What you are asked to do — Gather every line of the material below that contains the word "Polygon".

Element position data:
----

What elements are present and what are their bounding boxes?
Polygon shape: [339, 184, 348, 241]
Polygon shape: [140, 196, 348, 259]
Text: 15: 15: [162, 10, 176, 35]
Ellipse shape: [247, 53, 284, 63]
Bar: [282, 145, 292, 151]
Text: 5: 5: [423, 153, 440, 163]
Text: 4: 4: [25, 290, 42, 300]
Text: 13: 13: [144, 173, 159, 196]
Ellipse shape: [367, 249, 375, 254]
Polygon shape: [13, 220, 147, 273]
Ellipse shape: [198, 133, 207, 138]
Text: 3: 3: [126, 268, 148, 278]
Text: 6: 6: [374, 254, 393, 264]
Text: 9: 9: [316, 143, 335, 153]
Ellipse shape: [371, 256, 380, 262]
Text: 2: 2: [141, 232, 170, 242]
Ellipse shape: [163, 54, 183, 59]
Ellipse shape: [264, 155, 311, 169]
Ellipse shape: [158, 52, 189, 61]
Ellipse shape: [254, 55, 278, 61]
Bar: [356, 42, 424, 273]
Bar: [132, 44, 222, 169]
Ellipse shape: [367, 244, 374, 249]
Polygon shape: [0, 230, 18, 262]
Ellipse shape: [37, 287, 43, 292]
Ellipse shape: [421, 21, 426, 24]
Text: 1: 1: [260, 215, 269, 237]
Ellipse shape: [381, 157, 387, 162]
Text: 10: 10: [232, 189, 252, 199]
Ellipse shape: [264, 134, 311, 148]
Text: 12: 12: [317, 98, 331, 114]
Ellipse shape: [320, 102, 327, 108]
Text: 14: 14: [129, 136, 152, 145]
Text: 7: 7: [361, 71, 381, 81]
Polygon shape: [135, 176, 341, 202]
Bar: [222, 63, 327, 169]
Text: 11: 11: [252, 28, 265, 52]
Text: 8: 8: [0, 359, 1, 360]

----

Correct result —
Polygon shape: [339, 184, 348, 241]
Polygon shape: [140, 196, 348, 259]
Polygon shape: [13, 220, 147, 273]
Polygon shape: [0, 230, 18, 262]
Polygon shape: [135, 176, 341, 202]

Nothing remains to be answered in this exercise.